[Passage shown start]
The art of rollforming

rollforming

Specifications and tolerances can be met by ARM in-house.

Australian Rollforming Manufacturers has recently moved into a new facility to expand its world class metal design, rollforming, fabrication and project management services. Billy Friend speaks to Henry Wolfkamp, Engineering Manager during a visit to the company’s new factory in Dandenong South.

There’s a buzz of activity on the ground at Australian Rollforming Manufacturers’ (ARM) new facility in Dandenong South. The manufacturing capability and efficiency immediately catches the eye, so it was no surprise to learn that ARM rollform, shape, drill, punch and cut more than a million metres of metal every year.

The work is managed by highly knowledgeable engineers, with experience working across thousands of custom profiles, converting sketches and drawings into superior design results.

History is etched into the ethos of ARM, evidenced by a filing cabinet at its manufacturing facility storing the original tooling and drawings from the company’s beginnings in 1941. Wolfkamp himself has been in the rollforming industry for 44 years, acquiring expertise which enables him to operate with ingenuity and quality.
[Passage shown end]
[Data excerpt start]
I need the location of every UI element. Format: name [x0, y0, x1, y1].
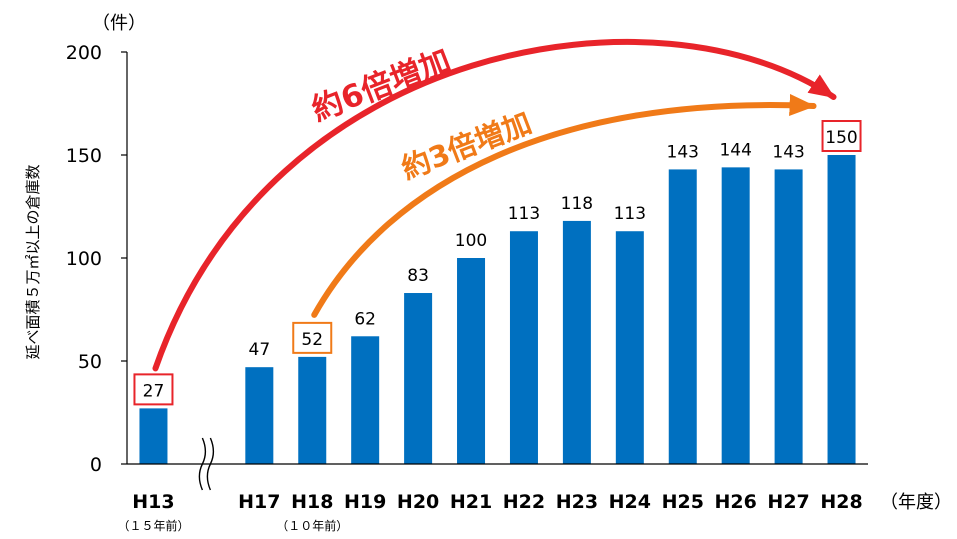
[Data excerpt end]
Written problem: Continue the article about Australian Rollforming Manufacturers' new Dandenong South facility from the point where it stops.

Task result:
“The first special section rollformer was bought into Australia in the 40s,” Wolfkamp said. “I started my career fresh out of university with Fisher & Paykel, who had 120-metre-long production lines. Somewhere amongst the punches, the folders and guillotines was a rollformer for the edges. The company didn’t have much experience in rollforming, but had many experienced toolmakers for folding and punching, so they thought to give the rollforming to the new guy.”

Initially, ARM lived off projects as special profile manufacturers. Now, the DuraGal® brand is ARM’s bread and butter, occupying around two thirds of operations with special sections being the other integral component.

“We are now competitive on price with imports from China and Vietnam while producing a high-quality product,” he said. “There’s uncertainty with Chinese products – long lead times, huge prices on shipping for imports and rising prices has led to more focus on local manufacturing. The challenges are felt around the world too, especially with steel mills around Europe being disrupted by the Russia-Ukraine conflict.”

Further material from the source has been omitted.